» Excerpted passage
Monday, March 16, 2009 | 2:06 a.m.
Searching the Internet for government documents can be maddening. The records that are posted online are often difficult to find, in a format that is not easy to use or incomplete. It may also cost money to see those documents.
This is Sunshine Week, an annual event for a coalition of open-government advocates who review the state of public access in the country. Charles Davis, executive director of the National Freedom of Information Coalition, said access to information online “can be a great catalyst for democracy, but the state of access today is quite uneven. The future of freedom of information is online access, and states have a long way to go to fulfill the promise of electronic self-governance.”
In a national survey of state records available online, the Sunshine Week coalition surveyed whether the public could find and download 20 categories of government documents, including death certificates, hospital inspection reports and school test data. The Las Vegas Sun helped compile results for Nevada.
Only Texas offered free records in all the categories. Nevada offered access in 14 of the 20 categories. That sounds good at first glance, but many of the records the state offers are either not complete or difficult to use. For example, campaign finance reports are available online, but to search for the name of a donor, a user must go page by page as if looking at a paper document. School bus inspection reports contain only the aggregate number of buses inspected and passed — not the types of problems or the action taken to correct them. Doctor disciplinary records show the actions taken against them and only cursory information about the complaint.
Although many government records are stored electronically and could be easily posted online, some officials feel that the records are the government’s documents and refuse to make them available. Officials at all levels of government should understand that the taxpayers own these documents and they should be open, free and on the Internet for all to see.

» Task 1
Summarize the piece on online government records in two sentences.
» Task 2
Copy word for word the portion of the piece on online government records that begins at the words "Although many government" and stops after "all to see.".

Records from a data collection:
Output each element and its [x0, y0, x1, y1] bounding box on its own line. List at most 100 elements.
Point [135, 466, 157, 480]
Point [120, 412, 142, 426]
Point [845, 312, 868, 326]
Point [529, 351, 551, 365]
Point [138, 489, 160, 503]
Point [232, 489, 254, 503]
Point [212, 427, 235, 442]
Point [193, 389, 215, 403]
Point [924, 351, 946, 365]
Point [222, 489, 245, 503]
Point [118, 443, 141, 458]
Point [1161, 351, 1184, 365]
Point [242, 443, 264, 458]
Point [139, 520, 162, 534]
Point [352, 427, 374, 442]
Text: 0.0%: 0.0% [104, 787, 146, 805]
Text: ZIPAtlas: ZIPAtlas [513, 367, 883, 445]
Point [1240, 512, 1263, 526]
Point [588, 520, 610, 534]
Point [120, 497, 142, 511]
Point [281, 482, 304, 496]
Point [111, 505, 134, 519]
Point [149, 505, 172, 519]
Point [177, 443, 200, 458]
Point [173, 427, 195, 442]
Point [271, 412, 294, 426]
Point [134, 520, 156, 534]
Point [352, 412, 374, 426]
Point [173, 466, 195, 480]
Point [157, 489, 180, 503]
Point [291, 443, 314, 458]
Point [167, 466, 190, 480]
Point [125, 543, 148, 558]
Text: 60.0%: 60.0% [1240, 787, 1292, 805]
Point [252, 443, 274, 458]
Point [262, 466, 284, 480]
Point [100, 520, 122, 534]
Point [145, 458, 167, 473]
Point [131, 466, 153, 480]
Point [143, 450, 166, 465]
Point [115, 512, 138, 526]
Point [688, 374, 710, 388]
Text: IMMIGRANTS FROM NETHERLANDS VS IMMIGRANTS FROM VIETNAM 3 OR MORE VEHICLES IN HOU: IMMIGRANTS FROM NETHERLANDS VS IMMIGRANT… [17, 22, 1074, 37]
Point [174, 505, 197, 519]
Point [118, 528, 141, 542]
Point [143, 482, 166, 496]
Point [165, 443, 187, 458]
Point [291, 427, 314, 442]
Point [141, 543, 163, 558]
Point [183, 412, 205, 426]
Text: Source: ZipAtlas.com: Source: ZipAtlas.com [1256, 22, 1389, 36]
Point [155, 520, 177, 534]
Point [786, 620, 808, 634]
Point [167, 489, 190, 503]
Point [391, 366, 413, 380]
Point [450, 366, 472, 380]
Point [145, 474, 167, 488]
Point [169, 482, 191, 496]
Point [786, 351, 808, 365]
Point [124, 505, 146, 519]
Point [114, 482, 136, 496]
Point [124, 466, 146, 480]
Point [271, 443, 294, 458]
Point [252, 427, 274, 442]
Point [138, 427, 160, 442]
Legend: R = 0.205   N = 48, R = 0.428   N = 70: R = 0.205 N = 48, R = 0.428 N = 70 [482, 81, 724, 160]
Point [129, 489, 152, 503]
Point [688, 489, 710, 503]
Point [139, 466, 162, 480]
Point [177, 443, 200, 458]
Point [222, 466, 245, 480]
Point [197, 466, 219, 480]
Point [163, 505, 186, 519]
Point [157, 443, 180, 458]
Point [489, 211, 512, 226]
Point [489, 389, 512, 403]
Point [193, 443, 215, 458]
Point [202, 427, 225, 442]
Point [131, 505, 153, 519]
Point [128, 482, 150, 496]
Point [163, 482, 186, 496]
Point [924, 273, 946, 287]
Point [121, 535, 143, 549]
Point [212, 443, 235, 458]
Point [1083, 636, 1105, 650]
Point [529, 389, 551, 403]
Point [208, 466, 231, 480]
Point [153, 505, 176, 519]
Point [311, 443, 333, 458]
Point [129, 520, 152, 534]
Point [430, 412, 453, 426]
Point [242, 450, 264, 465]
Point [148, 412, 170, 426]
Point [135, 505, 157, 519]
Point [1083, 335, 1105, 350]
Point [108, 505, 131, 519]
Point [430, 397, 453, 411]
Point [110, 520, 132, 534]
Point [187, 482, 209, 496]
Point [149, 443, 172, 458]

» Response area 1
A Sunshine Week coalition survey checked whether the public could find and download 20 categories of state government documents online, and only Texas offered free records in all of them, while Nevada offered access in 14. Many of the records Nevada offers are incomplete or difficult to use, and the piece holds that taxpayers own these documents, which should be open, free and on the Internet for all to see.

» Response area 2
Although many government records are stored electronically and could be easily posted online, some officials feel that the records are the government’s documents and refuse to make them available. Officials at all levels of government should understand that the taxpayers own these documents and they should be open, free and on the Internet for all to see.